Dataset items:
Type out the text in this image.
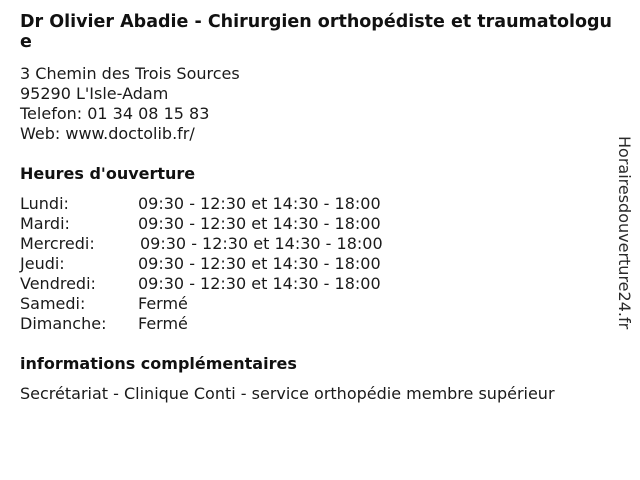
Dr Olivier Abadie - Chirurgien orthopédiste et traumatologue
3 Chemin des Trois Sources
95290 L'Isle-Adam
Telefon: 01 34 08 15 83
Web: www.doctolib.fr/
Heures d'ouverture
Lundi:	09:30 - 12:30 et 14:30 - 18:00
Mardi:	09:30 - 12:30 et 14:30 - 18:00
Mercredi:	09:30 - 12:30 et 14:30 - 18:00
Jeudi:	09:30 - 12:30 et 14:30 - 18:00
Vendredi:	09:30 - 12:30 et 14:30 - 18:00
Samedi:	Fermé
Dimanche: Fermé
informations complémentaires
Secrétariat - Clinique Conti - service orthopédie membre supérieur
Horairesdouverture24.fr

EXERCISE GOAL: Drop the images and quote the entries word for word.

EXERCISE ANSWER:
Type out the text in this image.
Dr Olivier Abadie - Chirurgien orthopédiste et traumatologue
3 Chemin des Trois Sources
95290 L'Isle-Adam
Telefon: 01 34 08 15 83
Web: www.doctolib.fr/
Heures d'ouverture
Lundi:	09:30 - 12:30 et 14:30 - 18:00
Mardi:	09:30 - 12:30 et 14:30 - 18:00
Mercredi:	09:30 - 12:30 et 14:30 - 18:00
Jeudi:	09:30 - 12:30 et 14:30 - 18:00
Vendredi:	09:30 - 12:30 et 14:30 - 18:00
Samedi:	Fermé
Dimanche: Fermé
informations complémentaires
Secrétariat - Clinique Conti - service orthopédie membre supérieur
Horairesdouverture24.fr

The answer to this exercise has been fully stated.